### Text
_ _ _ _ _ _ _

The ESC-50 recipe is in ast/egs/esc50/run_esc.sh, the script will automatically download the ESC-50 dataset and resample it to 16kHz, then run standard 5-cross validation and report the result. The recipe was tested on 4 GTX TITAN GPUs with 12GB memory. The result is saved in ast/egs/esc50/exp/yourexpname/acc_fold.csv (the accuracy of fold 1-5 and the averaged accuracy), you can also check details in result.csv and best_result.csv (accuracy, AUC, loss, etc of each epoch / best epoch). We attached our log file in ast/egs/esc50/test-esc50-f10-t10-p-b48-lr1e-5, the model achieves 95.75% accuracy.

_ _ _ _ _ _ _

### Aim 1
Copy the entries again word for word, from the very first line through the line containing "slide-bullet-bold: Лучший выбор.", with both of those lines included.
### Aim 2
Continue the text on the ESC-50 recipe from its last sentence.

### Records supplied

_ _ _ _ _ _ _

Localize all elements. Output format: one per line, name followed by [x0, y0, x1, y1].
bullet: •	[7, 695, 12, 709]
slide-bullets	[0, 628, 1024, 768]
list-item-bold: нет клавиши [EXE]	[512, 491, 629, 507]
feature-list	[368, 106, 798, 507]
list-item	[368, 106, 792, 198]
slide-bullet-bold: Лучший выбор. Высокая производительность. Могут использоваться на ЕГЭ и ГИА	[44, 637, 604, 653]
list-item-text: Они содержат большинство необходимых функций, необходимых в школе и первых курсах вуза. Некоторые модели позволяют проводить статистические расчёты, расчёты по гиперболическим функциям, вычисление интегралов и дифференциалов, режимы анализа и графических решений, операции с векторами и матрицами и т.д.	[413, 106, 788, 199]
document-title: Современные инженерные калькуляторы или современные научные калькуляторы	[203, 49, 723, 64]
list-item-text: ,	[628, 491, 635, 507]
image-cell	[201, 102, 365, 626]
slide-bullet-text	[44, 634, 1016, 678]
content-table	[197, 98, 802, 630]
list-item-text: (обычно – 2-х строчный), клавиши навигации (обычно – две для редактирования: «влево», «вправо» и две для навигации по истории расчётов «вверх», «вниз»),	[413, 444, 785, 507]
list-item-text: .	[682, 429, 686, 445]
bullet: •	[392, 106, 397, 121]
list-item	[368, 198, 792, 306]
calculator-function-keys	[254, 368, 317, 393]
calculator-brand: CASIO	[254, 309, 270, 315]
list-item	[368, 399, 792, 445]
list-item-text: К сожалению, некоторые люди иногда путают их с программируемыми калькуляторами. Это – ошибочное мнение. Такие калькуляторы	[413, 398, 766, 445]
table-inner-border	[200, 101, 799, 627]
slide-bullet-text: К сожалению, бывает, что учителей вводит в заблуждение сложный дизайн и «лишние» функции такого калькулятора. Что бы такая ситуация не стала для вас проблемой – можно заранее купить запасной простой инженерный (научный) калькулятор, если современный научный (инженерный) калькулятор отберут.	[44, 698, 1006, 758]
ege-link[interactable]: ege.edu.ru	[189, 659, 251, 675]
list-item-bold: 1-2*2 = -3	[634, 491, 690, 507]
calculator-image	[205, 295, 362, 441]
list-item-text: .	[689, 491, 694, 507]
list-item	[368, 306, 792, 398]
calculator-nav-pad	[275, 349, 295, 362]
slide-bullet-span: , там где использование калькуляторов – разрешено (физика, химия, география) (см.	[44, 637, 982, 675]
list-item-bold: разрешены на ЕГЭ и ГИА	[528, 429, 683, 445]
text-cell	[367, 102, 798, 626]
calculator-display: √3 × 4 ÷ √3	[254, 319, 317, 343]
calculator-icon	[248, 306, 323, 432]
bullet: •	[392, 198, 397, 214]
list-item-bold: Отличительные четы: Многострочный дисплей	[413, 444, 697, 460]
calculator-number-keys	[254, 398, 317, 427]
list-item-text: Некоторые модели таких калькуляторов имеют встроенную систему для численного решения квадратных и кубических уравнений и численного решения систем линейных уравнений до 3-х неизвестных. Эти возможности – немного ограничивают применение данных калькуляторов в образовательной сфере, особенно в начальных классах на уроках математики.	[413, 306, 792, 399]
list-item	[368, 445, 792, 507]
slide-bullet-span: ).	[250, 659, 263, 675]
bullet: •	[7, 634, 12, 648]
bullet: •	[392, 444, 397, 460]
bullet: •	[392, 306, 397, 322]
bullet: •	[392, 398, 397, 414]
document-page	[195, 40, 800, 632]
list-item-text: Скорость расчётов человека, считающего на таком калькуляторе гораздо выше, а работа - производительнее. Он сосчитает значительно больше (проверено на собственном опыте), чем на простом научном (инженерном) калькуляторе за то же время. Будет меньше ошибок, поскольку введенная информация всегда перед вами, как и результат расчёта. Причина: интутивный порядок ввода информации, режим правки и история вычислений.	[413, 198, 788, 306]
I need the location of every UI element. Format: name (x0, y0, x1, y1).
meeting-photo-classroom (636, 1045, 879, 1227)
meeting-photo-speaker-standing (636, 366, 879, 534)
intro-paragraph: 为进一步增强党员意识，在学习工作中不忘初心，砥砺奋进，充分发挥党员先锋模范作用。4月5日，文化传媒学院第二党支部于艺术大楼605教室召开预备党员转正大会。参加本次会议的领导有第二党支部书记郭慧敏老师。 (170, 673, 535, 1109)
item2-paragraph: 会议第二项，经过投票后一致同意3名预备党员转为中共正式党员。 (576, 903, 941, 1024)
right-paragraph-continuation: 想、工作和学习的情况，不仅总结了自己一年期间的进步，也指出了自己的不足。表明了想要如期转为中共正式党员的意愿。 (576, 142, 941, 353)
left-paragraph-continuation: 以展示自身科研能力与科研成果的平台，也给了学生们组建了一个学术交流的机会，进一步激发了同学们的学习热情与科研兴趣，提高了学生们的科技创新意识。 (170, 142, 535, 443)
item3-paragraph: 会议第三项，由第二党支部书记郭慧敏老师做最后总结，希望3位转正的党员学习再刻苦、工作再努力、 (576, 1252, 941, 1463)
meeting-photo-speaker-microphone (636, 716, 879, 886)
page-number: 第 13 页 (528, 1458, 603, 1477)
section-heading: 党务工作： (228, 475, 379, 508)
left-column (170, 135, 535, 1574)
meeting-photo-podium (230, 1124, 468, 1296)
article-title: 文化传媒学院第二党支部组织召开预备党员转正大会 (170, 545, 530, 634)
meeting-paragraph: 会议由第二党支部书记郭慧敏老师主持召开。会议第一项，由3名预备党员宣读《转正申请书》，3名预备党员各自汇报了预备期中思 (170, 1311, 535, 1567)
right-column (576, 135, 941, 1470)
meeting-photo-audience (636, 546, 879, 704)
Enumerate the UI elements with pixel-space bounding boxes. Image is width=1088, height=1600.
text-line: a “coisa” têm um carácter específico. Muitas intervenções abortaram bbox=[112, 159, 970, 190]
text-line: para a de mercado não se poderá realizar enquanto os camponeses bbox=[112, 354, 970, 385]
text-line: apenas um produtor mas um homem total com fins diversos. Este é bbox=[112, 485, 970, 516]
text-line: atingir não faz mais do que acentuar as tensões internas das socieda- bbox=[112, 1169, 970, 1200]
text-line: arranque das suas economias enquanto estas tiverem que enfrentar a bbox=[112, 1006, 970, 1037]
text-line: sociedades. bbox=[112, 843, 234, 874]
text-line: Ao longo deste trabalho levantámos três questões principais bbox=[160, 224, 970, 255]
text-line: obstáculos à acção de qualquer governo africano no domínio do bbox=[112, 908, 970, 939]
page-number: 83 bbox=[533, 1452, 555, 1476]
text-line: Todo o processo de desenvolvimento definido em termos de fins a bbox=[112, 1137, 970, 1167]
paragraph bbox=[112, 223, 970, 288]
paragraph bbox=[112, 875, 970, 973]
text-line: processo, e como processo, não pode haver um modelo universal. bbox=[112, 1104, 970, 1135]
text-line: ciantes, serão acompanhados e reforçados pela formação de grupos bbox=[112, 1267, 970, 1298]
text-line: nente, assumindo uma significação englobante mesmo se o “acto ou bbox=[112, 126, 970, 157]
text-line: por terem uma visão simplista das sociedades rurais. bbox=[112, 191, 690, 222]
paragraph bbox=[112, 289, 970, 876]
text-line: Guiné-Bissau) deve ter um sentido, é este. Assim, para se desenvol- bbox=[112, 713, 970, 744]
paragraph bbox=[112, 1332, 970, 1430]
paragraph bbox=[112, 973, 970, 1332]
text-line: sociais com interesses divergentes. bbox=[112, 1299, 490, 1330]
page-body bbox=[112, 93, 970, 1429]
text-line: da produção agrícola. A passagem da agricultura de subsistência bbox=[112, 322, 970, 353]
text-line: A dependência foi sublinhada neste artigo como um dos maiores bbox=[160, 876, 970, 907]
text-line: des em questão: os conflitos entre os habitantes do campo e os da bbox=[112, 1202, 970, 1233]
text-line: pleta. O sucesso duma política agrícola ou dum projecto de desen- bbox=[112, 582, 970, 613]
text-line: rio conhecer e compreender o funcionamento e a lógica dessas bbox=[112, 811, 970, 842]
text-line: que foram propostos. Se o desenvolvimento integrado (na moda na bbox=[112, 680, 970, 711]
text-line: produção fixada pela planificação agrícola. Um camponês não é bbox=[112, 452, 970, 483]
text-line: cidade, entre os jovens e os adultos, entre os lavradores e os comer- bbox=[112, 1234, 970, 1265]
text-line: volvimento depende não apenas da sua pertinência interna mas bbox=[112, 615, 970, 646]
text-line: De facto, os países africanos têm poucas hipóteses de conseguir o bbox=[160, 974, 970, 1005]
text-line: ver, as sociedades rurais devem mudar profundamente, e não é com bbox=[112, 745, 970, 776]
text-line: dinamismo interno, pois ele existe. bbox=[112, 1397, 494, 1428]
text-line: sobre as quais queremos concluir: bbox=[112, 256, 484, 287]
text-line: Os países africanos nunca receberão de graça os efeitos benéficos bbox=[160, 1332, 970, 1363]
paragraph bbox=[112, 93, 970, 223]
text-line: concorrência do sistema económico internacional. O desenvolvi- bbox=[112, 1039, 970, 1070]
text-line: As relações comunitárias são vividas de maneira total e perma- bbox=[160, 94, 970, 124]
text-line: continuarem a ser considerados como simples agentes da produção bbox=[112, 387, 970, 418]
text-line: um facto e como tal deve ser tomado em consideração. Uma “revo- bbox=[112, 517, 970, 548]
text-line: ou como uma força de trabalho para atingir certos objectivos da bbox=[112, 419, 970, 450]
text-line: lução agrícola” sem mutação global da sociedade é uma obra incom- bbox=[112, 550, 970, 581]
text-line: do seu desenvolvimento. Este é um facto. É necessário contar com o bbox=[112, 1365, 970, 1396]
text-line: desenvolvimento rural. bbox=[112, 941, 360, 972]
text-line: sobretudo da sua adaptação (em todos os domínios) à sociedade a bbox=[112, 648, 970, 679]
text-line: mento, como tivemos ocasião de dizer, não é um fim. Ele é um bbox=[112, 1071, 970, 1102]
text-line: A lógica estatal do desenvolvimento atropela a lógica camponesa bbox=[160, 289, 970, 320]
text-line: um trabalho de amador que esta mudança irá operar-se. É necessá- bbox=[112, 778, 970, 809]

_ _ _ _ _ _ _

### Exercise answer 1
Localize all elements. Output format: one per line, name followed by [x0, y0, x1, y1].
bullet: •	[7, 695, 12, 709]
slide-bullets	[0, 628, 1024, 768]
list-item-bold: нет клавиши [EXE]	[512, 491, 629, 507]
feature-list	[368, 106, 798, 507]
list-item	[368, 106, 792, 198]
slide-bullet-bold: Лучший выбор. Высокая производительность. Могут использоваться на ЕГЭ и ГИА	[44, 637, 604, 653]

### Exercise answer 2
To run the recipe, simply comment out . /data/sls/scratch/share-201907/slstoolchainrc in ast/egs/esc50/run_esc.sh, adjust the path if needed, and run:

cd ast/egs/esc50
(slurm user) sbatch run_esc50.sh
(local user) ./run_esc50.sh

Speechcommands V2 Recipe

The Speechcommands recipe is in ast/egs/speechcommands/run_sc.sh, the script will automatically download the Speechcommands V2 dataset, train an AST model on the training set, validate it on the validation set, and evaluate it on the test set. The recipe was tested on 4 GTX TITAN GPUs with 12GB memory. The result is saved in ast/egs/speechcommands/exp/yourexpname/eval_result.csv in format [val_acc, val_AUC, eval_acc, eval_AUC], you can also check details in result.csv (accuracy, AUC, loss, etc of each epoch). We attached our log file in ast/egs/speechcommends/test-speechcommands-f10-t10-p-b128-lr2.5e-4-0.5-false, the model achieves 98.12% accuracy.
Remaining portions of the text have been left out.